» Saved entries
***
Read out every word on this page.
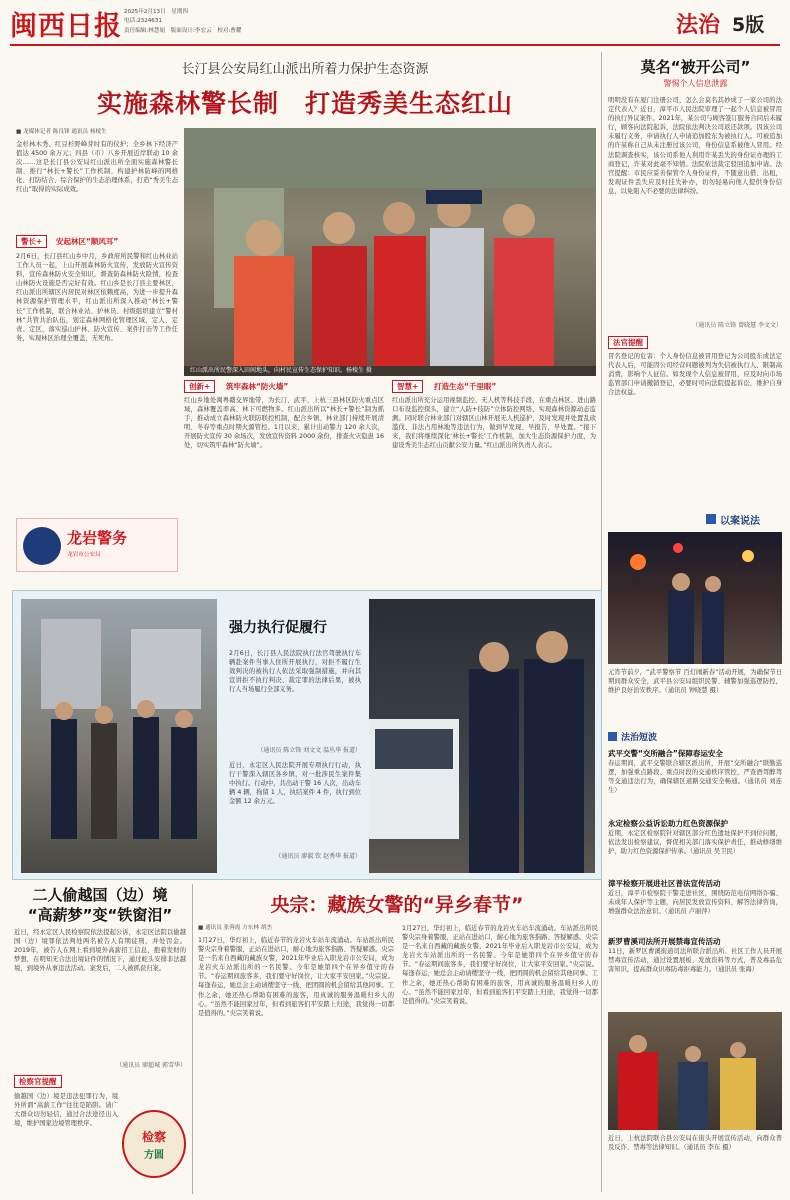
闽西日报 2025年2月13日　星期四
电话:2324631
责任编辑:林慧娟　版面设计:李宏云　校对:曹耀	法治 5版
长汀县公安局红山派出所着力保护生态资源
实施森林警长制　打造秀美生态红山
■ 龙媒体记者 陈良锋 通讯员 杨棱生
金杉林木秀、红豆杉野峰芽时有的仪护；全乡林下经济产值达 4500 余万元；四县（市）八乡开展近岸联动 10 余次……这是长汀县公安局红山派出所全面实施森林警长制、推行“林长+警长”工作机制、构建护林防峰的网格化、打防结合、综合保护的生态治理体系，打造“秀美生态红山”取得的实际成效。
红山派出所民警深入田间地头，向村民宣传生态保护知识。杨棱生 摄
警长+	安起林区“顺风耳”
2月6日，长汀县红山乡中月，乡政府所民警和红山林业站工作人员一起，上山开展森林防火宣传，发放防火宣传资料，宣传森林防火安全知识，督查防森林防火险情，检查山林防火设施是否完好有效。红山乡是长汀县主要林区，红山派出所辖区内居民对林区依赖度高，为进一步提升森林资源保护管理水平，红山派出所深入推动“林长+警长”工作机制，联合林业站、护林员、村级组织建立“警村林”共管共治队伍，划定森林网格化管理区域，定人、定责、定区，落实巡山护林、防火宣传、案件打击等工作任务，实现林区治理全覆盖、无死角。
龙岩警务
龙岩市公安局
创新+	筑牢森林“防火墙”
红山乡地处闽粤赣交界地带，为长汀、武平、上杭三县林区防火重点区域，森林覆盖率高，林下可燃物多。红山派出所以“林长+警长”制为抓手，推动成立森林防火联防联控机制，配合乡镇、林业部门持续开展清明、冬春等重点时期火源管控。1月以来，累计出动警力 120 余人次，开展防火宣传 30 余场次，发放宣传资料 2000 余份，排查火灾隐患 16 处，切实筑牢森林“防火墙”。
智慧+	打造生态“千里眼”
红山派出所充分运用视频监控、无人机等科技手段，在重点林区、进山路口布设监控探头，建立“人防+技防”立体防控网络，实现森林资源动态监测。同时联合林业部门对辖区山林开展无人机巡护，及时发现并处置乱砍滥伐、非法占用林地等违法行为，做到早发现、早报告、早处置。“接下来，我们将继续深化‘林长+警长’工作机制，加大生态资源保护力度，为建设秀美生态红山贡献公安力量。”红山派出所负责人表示。
莫名“被开公司”
警惕个人信息泄露
明明没有在厦门注册公司，怎么会莫名其妙成了一家公司的法定代表人？近日，漳平市人民法院审理了一起个人信息被冒用的执行异议案件。2021年，某公司与顾客签订服务合同后未履行，顾客向法院起诉，法院依法判决公司返还款项。因该公司未履行义务，申请执行人申请追加股东为被执行人。可被追加的许某称自己从未注册过该公司，身份信息系被他人冒用。经法院调查核实，该公司系他人利用许某丢失的身份证办理的工商登记，许某对此毫不知情。法院依法裁定驳回追加申请。法官提醒：市民应妥善保管个人身份证件，不随意出借、出租，发现证件丢失应及时挂失补办，切勿轻易向他人提供身份信息，以免陷入不必要的法律纠纷。
（通讯员 陈立锋 曾晓慧 李文文）
法官提醒
冒名登记的危害：个人身份信息被冒用登记为公司股东或法定代表人后，可能因公司经营问题被列为失信被执行人、限制高消费，影响个人征信。如发现个人信息被冒用，应及时向市场监管部门申请撤销登记，必要时可向法院提起诉讼，维护自身合法权益。
以案说法
元宵节前夕，“武平警察节 百灯闹新春”活动开展，为确保节日期间群众安全，武平县公安局组织民警、辅警加强巡逻防控，维护良好治安秩序。（通讯员 钟晓慧 摄）
法治短波
武平交警“交所融合”保障春运安全
春运期间，武平交警联合辖区派出所，开展“交所融合”联勤巡逻，加强重点路段、重点时段的交通秩序管控，严查酒驾醉驾等交通违法行为，确保辖区道路交通安全畅通。（通讯员 刘连生）
永定检察公益诉讼助力红色资源保护
近期，永定区检察院针对辖区部分红色遗址保护不到位问题，依法发出检察建议，督促相关部门落实保护责任，推动修缮维护，助力红色资源保护传承。（通讯员 吴卫民）
漳平检察开展进社区普法宣传活动
近日，漳平市检察院干警走进社区，围绕防范电信网络诈骗、未成年人保护等主题，向居民发放宣传资料、解答法律咨询，增强群众法治意识。（通讯员 卢丽萍）
新罗曹溪司法所开展禁毒宣传活动
11日，新罗区曹溪街道司法所联合派出所、社区工作人员开展禁毒宣传活动，通过设置展板、发放资料等方式，普及毒品危害知识，提高群众识毒防毒拒毒能力。（通讯员 张海）
近日，上杭法院联合县公安局在街头开展宣传活动，向群众普及反诈、禁毒等法律知识。（通讯员 李东 摄）
强力执行促履行
2月6日，长汀县人民法院执行法官驾驶执行车辆赴案件当事人住所开展执行，对拒不履行生效判决的被执行人依法采取强制措施，并向其宣讲拒不执行判决、裁定罪的法律后果，被执行人当场履行全部义务。
（通讯员 陈立锋 刘文文 温丛华 报道）
近日，永定区人民法院开展专项执行行动，执行干警深入辖区各乡镇，对一批涉民生案件集中执行。行动中，共出动干警 16 人次，出动车辆 4 辆，拘留 1 人，执结案件 4 件，执行到位金额 12 余万元。
（通讯员 廖淑 钦 赵秀华 报道）
二人偷越国（边）境
“高薪梦”变“铁窗泪”
近日，经永定区人民检察院依法提起公诉，永定区法院以偷越国（边）境罪依法判处两名被告人有期徒刑，并处罚金。2019年，被告人在网上看到境外高薪招工信息，抱着发财的梦想，在明知无合法出境证件的情况下，通过蛇头安排非法越境，到境外从事违法活动。案发后，二人被抓获归案。
（通讯员 廖超城 郭雪华）
检察官提醒
偷越国（边）境是违法犯罪行为，境外所谓“高薪工作”往往是陷阱。请广大群众切勿轻信，通过合法途径出入境，维护国家边境管理秩序。
检察
方圆
央宗：藏族女警的“异乡春节”
■ 通讯员 张蓉霞 方东林 胡杰
1月27日，华灯初上，临近春节的龙岩火车站车流涌动。车站派出所民警央宗身着警服，正站在进站口，耐心地为旅客指路、答疑解惑。央宗是一名来自西藏的藏族女警，2021年毕业后入职龙岩市公安局，成为龙岩火车站派出所的一名民警。今年是她第四个在异乡值守的春节。“春运期间旅客多，我们要守好岗位，让大家平安回家。”央宗说。每逢春运，她总会主动请缨坚守一线，把团圆的机会留给其他同事。工作之余，她还热心帮助有困难的旅客，用真诚的服务温暖归乡人的心。“虽然不能回家过年，但看到旅客们平安踏上归途，我觉得一切都是值得的。”央宗笑着说。
1月27日，华灯初上，临近春节的龙岩火车站车流涌动。车站派出所民警央宗身着警服，正站在进站口，耐心地为旅客指路、答疑解惑。央宗是一名来自西藏的藏族女警，2021年毕业后入职龙岩市公安局，成为龙岩火车站派出所的一名民警。今年是她第四个在异乡值守的春节。“春运期间旅客多，我们要守好岗位，让大家平安回家。”央宗说。每逢春运，她总会主动请缨坚守一线，把团圆的机会留给其他同事。工作之余，她还热心帮助有困难的旅客，用真诚的服务温暖归乡人的心。“虽然不能回家过年，但看到旅客们平安踏上归途，我觉得一切都是值得的。”央宗笑着说。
***
» Instructions for the task
Write out the entries again, exactly as given, skipping any images.

» Output
Read out every word on this page.
闽西日报 2025年2月13日　星期四
电话:2324631
责任编辑:林慧娟　版面设计:李宏云　校对:曹耀	法治 5版
长汀县公安局红山派出所着力保护生态资源
实施森林警长制　打造秀美生态红山
■ 龙媒体记者 陈良锋 通讯员 杨棱生
金杉林木秀、红豆杉野峰芽时有的仪护；全乡林下经济产值达 4500 余万元；四县（市）八乡开展近岸联动 10 余次……这是长汀县公安局红山派出所全面实施森林警长制、推行“林长+警长”工作机制、构建护林防峰的网格化、打防结合、综合保护的生态治理体系，打造“秀美生态红山”取得的实际成效。
红山派出所民警深入田间地头，向村民宣传生态保护知识。杨棱生 摄
警长+	安起林区“顺风耳”
2月6日，长汀县红山乡中月，乡政府所民警和红山林业站工作人员一起，上山开展森林防火宣传，发放防火宣传资料，宣传森林防火安全知识，督查防森林防火险情，检查山林防火设施是否完好有效。红山乡是长汀县主要林区，红山派出所辖区内居民对林区依赖度高，为进一步提升森林资源保护管理水平，红山派出所深入推动“林长+警长”工作机制，联合林业站、护林员、村级组织建立“警村林”共管共治队伍，划定森林网格化管理区域，定人、定责、定区，落实巡山护林、防火宣传、案件打击等工作任务，实现林区治理全覆盖、无死角。
龙岩警务
龙岩市公安局
创新+	筑牢森林“防火墙”
红山乡地处闽粤赣交界地带，为长汀、武平、上杭三县林区防火重点区域，森林覆盖率高，林下可燃物多。红山派出所以“林长+警长”制为抓手，推动成立森林防火联防联控机制，配合乡镇、林业部门持续开展清明、冬春等重点时期火源管控。1月以来，累计出动警力 120 余人次，开展防火宣传 30 余场次，发放宣传资料 2000 余份，排查火灾隐患 16 处，切实筑牢森林“防火墙”。
智慧+	打造生态“千里眼”
红山派出所充分运用视频监控、无人机等科技手段，在重点林区、进山路口布设监控探头，建立“人防+技防”立体防控网络，实现森林资源动态监测。同时联合林业部门对辖区山林开展无人机巡护，及时发现并处置乱砍滥伐、非法占用林地等违法行为，做到早发现、早报告、早处置。“接下来，我们将继续深化‘林长+警长’工作机制，加大生态资源保护力度，为建设秀美生态红山贡献公安力量。”红山派出所负责人表示。
莫名“被开公司”
警惕个人信息泄露
明明没有在厦门注册公司，怎么会莫名其妙成了一家公司的法定代表人？近日，漳平市人民法院审理了一起个人信息被冒用的执行异议案件。2021年，某公司与顾客签订服务合同后未履行，顾客向法院起诉，法院依法判决公司返还款项。因该公司未履行义务，申请执行人申请追加股东为被执行人。可被追加的许某称自己从未注册过该公司，身份信息系被他人冒用。经法院调查核实，该公司系他人利用许某丢失的身份证办理的工商登记，许某对此毫不知情。法院依法裁定驳回追加申请。法官提醒：市民应妥善保管个人身份证件，不随意出借、出租，发现证件丢失应及时挂失补办，切勿轻易向他人提供身份信息，以免陷入不必要的法律纠纷。
（通讯员 陈立锋 曾晓慧 李文文）
法官提醒
冒名登记的危害：个人身份信息被冒用登记为公司股东或法定代表人后，可能因公司经营问题被列为失信被执行人、限制高消费，影响个人征信。如发现个人信息被冒用，应及时向市场监管部门申请撤销登记，必要时可向法院提起诉讼，维护自身合法权益。
以案说法
元宵节前夕，“武平警察节 百灯闹新春”活动开展，为确保节日期间群众安全，武平县公安局组织民警、辅警加强巡逻防控，维护良好治安秩序。（通讯员 钟晓慧 摄）
法治短波
武平交警“交所融合”保障春运安全
春运期间，武平交警联合辖区派出所，开展“交所融合”联勤巡逻，加强重点路段、重点时段的交通秩序管控，严查酒驾醉驾等交通违法行为，确保辖区道路交通安全畅通。（通讯员 刘连生）
永定检察公益诉讼助力红色资源保护
近期，永定区检察院针对辖区部分红色遗址保护不到位问题，依法发出检察建议，督促相关部门落实保护责任，推动修缮维护，助力红色资源保护传承。（通讯员 吴卫民）
漳平检察开展进社区普法宣传活动
近日，漳平市检察院干警走进社区，围绕防范电信网络诈骗、未成年人保护等主题，向居民发放宣传资料、解答法律咨询，增强群众法治意识。（通讯员 卢丽萍）
新罗曹溪司法所开展禁毒宣传活动
11日，新罗区曹溪街道司法所联合派出所、社区工作人员开展禁毒宣传活动，通过设置展板、发放资料等方式，普及毒品危害知识，提高群众识毒防毒拒毒能力。（通讯员 张海）
近日，上杭法院联合县公安局在街头开展宣传活动，向群众普及反诈、禁毒等法律知识。（通讯员 李东 摄）
强力执行促履行
2月6日，长汀县人民法院执行法官驾驶执行车辆赴案件当事人住所开展执行，对拒不履行生效判决的被执行人依法采取强制措施，并向其宣讲拒不执行判决、裁定罪的法律后果，被执行人当场履行全部义务。
（通讯员 陈立锋 刘文文 温丛华 报道）
近日，永定区人民法院开展专项执行行动，执行干警深入辖区各乡镇，对一批涉民生案件集中执行。行动中，共出动干警 16 人次，出动车辆 4 辆，拘留 1 人，执结案件 4 件，执行到位金额 12 余万元。
（通讯员 廖淑 钦 赵秀华 报道）
二人偷越国（边）境
“高薪梦”变“铁窗泪”
近日，经永定区人民检察院依法提起公诉，永定区法院以偷越国（边）境罪依法判处两名被告人有期徒刑，并处罚金。2019年，被告人在网上看到境外高薪招工信息，抱着发财的梦想，在明知无合法出境证件的情况下，通过蛇头安排非法越境，到境外从事违法活动。案发后，二人被抓获归案。
（通讯员 廖超城 郭雪华）
检察官提醒
偷越国（边）境是违法犯罪行为，境外所谓“高薪工作”往往是陷阱。请广大群众切勿轻信，通过合法途径出入境，维护国家边境管理秩序。
检察
方圆
央宗：藏族女警的“异乡春节”
■ 通讯员 张蓉霞 方东林 胡杰
1月27日，华灯初上，临近春节的龙岩火车站车流涌动。车站派出所民警央宗身着警服，正站在进站口，耐心地为旅客指路、答疑解惑。央宗是一名来自西藏的藏族女警，2021年毕业后入职龙岩市公安局，成为龙岩火车站派出所的一名民警。今年是她第四个在异乡值守的春节。“春运期间旅客多，我们要守好岗位，让大家平安回家。”央宗说。每逢春运，她总会主动请缨坚守一线，把团圆的机会留给其他同事。工作之余，她还热心帮助有困难的旅客，用真诚的服务温暖归乡人的心。“虽然不能回家过年，但看到旅客们平安踏上归途，我觉得一切都是值得的。”央宗笑着说。
1月27日，华灯初上，临近春节的龙岩火车站车流涌动。车站派出所民警央宗身着警服，正站在进站口，耐心地为旅客指路、答疑解惑。央宗是一名来自西藏的藏族女警，2021年毕业后入职龙岩市公安局，成为龙岩火车站派出所的一名民警。今年是她第四个在异乡值守的春节。“春运期间旅客多，我们要守好岗位，让大家平安回家。”央宗说。每逢春运，她总会主动请缨坚守一线，把团圆的机会留给其他同事。工作之余，她还热心帮助有困难的旅客，用真诚的服务温暖归乡人的心。“虽然不能回家过年，但看到旅客们平安踏上归途，我觉得一切都是值得的。”央宗笑着说。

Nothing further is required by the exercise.